Print the entries verbatim, leaving out the images they contain.

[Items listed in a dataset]
_ _ _
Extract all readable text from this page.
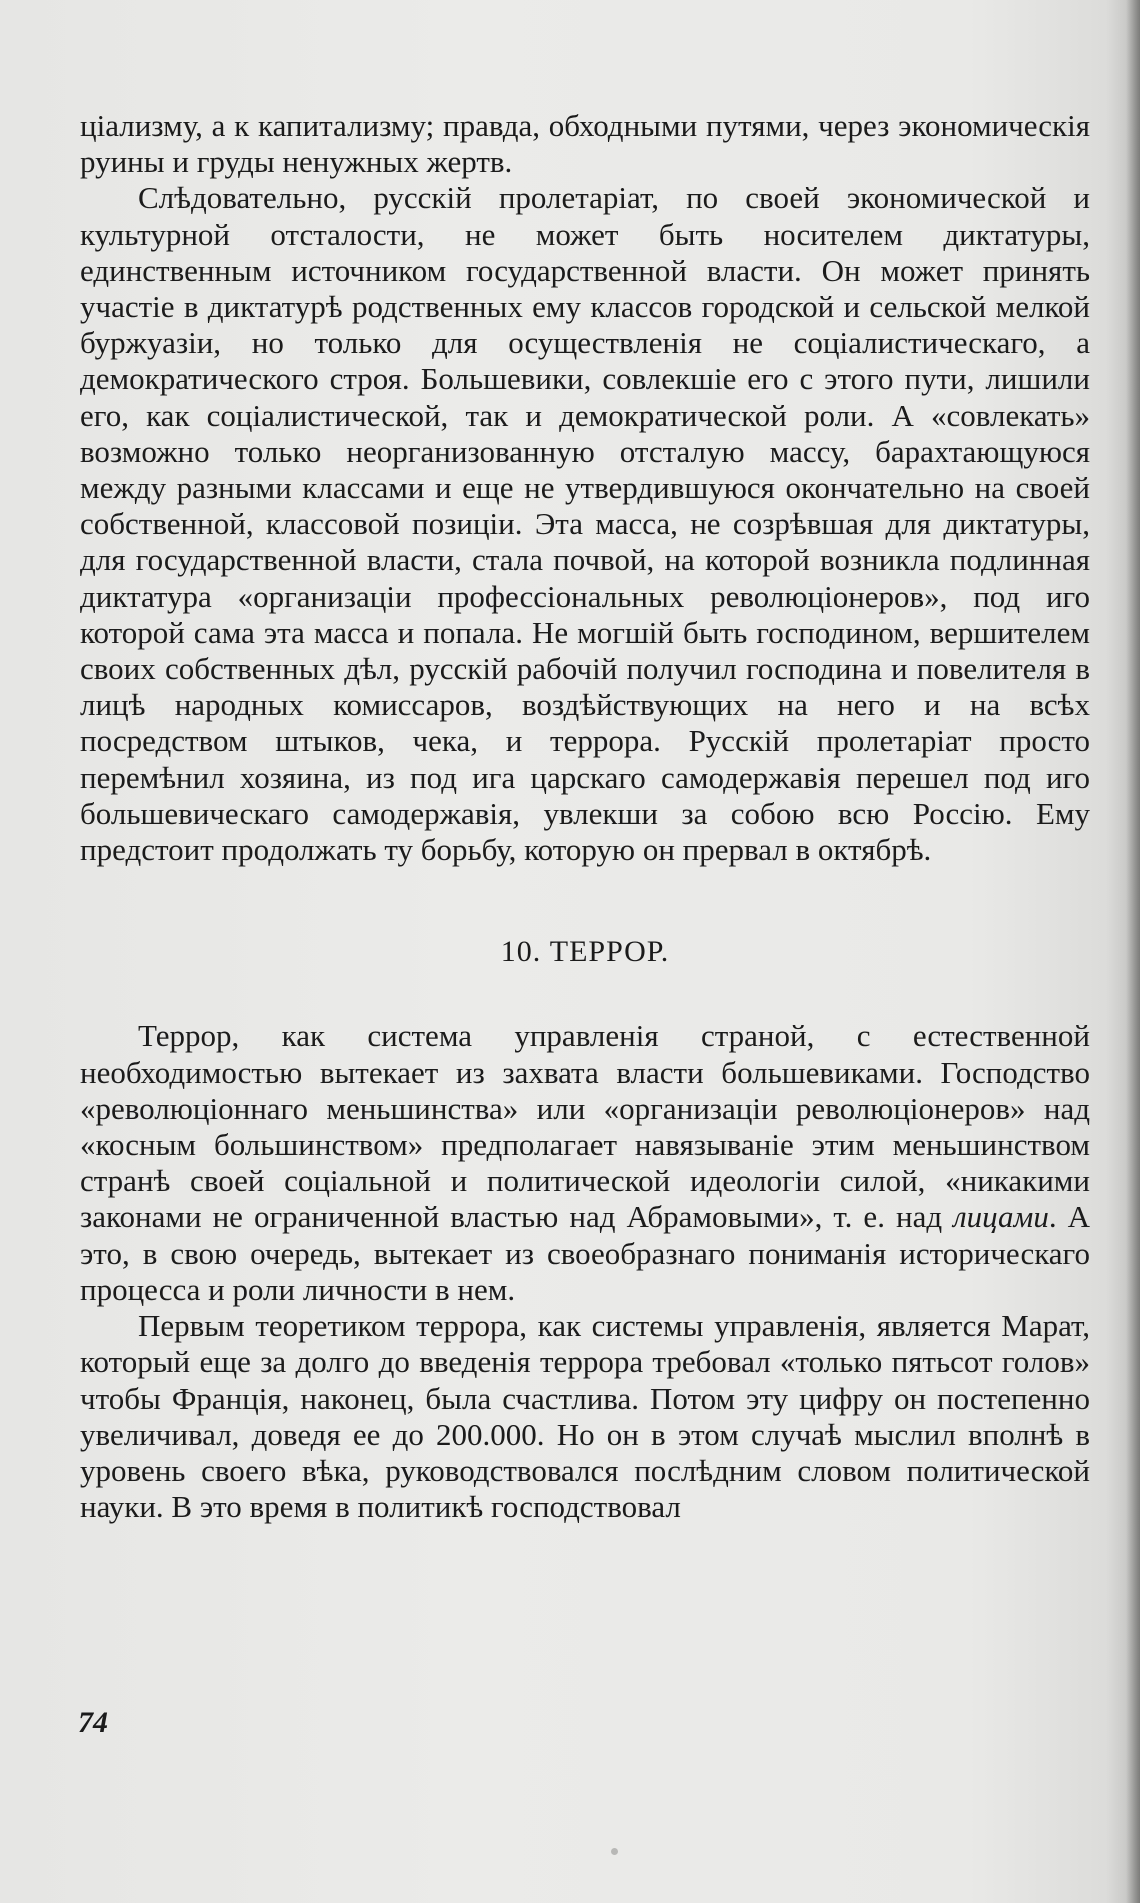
ціализму, а к капитализму; правда, обходными путями, через экономическія руины и груды ненужных жертв.

Слѣдовательно, русскій пролетаріат, по своей экономической и культурной отсталости, не может быть носителем диктатуры, единственным источником государственной власти. Он может принять участіе в диктатурѣ родственных ему классов городской и сельской мелкой буржуазіи, но только для осуществленія не соціалистическаго, а демократического строя. Большевики, совлекшіе его с этого пути, лишили его, как соціалистической, так и демократической роли. А «совлекать» возможно только неорганизованную отсталую массу, барахтающуюся между разными классами и еще не утвердившуюся окончательно на своей собственной, классовой позиціи. Эта масса, не созрѣвшая для диктатуры, для государственной власти, стала почвой, на которой возникла подлинная диктатура «организаціи профессіональных революціонеров», под иго которой сама эта масса и попала. Не могшій быть господином, вершителем своих собственных дѣл, русскій рабочій получил господина и повелителя в лицѣ народных комиссаров, воздѣйствующих на него и на всѣх посредством штыков, чека, и террора. Русскій пролетаріат просто перемѣнил хозяина, из под ига царскаго самодержавія перешел под иго большевическаго самодержавія, увлекши за собою всю Россію. Ему предстоит продолжать ту борьбу, которую он прервал в октябрѣ.

10. ТЕРРОР.

Террор, как система управленія страной, с естественной необходимостью вытекает из захвата власти большевиками. Господство «революціоннаго меньшинства» или «организаціи революціонеров» над «косным большинством» предполагает навязываніе этим меньшинством странѣ своей соціальной и политической идеологіи силой, «никакими законами не ограниченной властью над Абрамовыми», т. е. над лицами. А это, в свою очередь, вытекает из своеобразнаго пониманія историческаго процесса и роли личности в нем.

Первым теоретиком террора, как системы управленія, является Марат, который еще за долго до введенія террора требовал «только пятьсот голов» чтобы Франція, наконец, была счастлива. Потом эту цифру он постепенно увеличивал, доведя ее до 200.000. Но он в этом случаѣ мыслил вполнѣ в уровень своего вѣка, руководствовался послѣдним словом политической науки. В это время в политикѣ господствовал

74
_ _ _
### Answer
Extract all readable text from this page.
ціализму, а к капитализму; правда, обходными путями, через экономическія руины и груды ненужных жертв.

Слѣдовательно, русскій пролетаріат, по своей экономической и культурной отсталости, не может быть носителем диктатуры, единственным источником государственной власти. Он может принять участіе в диктатурѣ родственных ему классов городской и сельской мелкой буржуазіи, но только для осуществленія не соціалистическаго, а демократического строя. Большевики, совлекшіе его с этого пути, лишили его, как соціалистической, так и демократической роли. А «совлекать» возможно только неорганизованную отсталую массу, барахтающуюся между разными классами и еще не утвердившуюся окончательно на своей собственной, классовой позиціи. Эта масса, не созрѣвшая для диктатуры, для государственной власти, стала почвой, на которой возникла подлинная диктатура «организаціи профессіональных революціонеров», под иго которой сама эта масса и попала. Не могшій быть господином, вершителем своих собственных дѣл, русскій рабочій получил господина и повелителя в лицѣ народных комиссаров, воздѣйствующих на него и на всѣх посредством штыков, чека, и террора. Русскій пролетаріат просто перемѣнил хозяина, из под ига царскаго самодержавія перешел под иго большевическаго самодержавія, увлекши за собою всю Россію. Ему предстоит продолжать ту борьбу, которую он прервал в октябрѣ.

10. ТЕРРОР.

Террор, как система управленія страной, с естественной необходимостью вытекает из захвата власти большевиками. Господство «революціоннаго меньшинства» или «организаціи революціонеров» над «косным большинством» предполагает навязываніе этим меньшинством странѣ своей соціальной и политической идеологіи силой, «никакими законами не ограниченной властью над Абрамовыми», т. е. над лицами. А это, в свою очередь, вытекает из своеобразнаго пониманія историческаго процесса и роли личности в нем.

Первым теоретиком террора, как системы управленія, является Марат, который еще за долго до введенія террора требовал «только пятьсот голов» чтобы Франція, наконец, была счастлива. Потом эту цифру он постепенно увеличивал, доведя ее до 200.000. Но он в этом случаѣ мыслил вполнѣ в уровень своего вѣка, руководствовался послѣдним словом политической науки. В это время в политикѣ господствовал

74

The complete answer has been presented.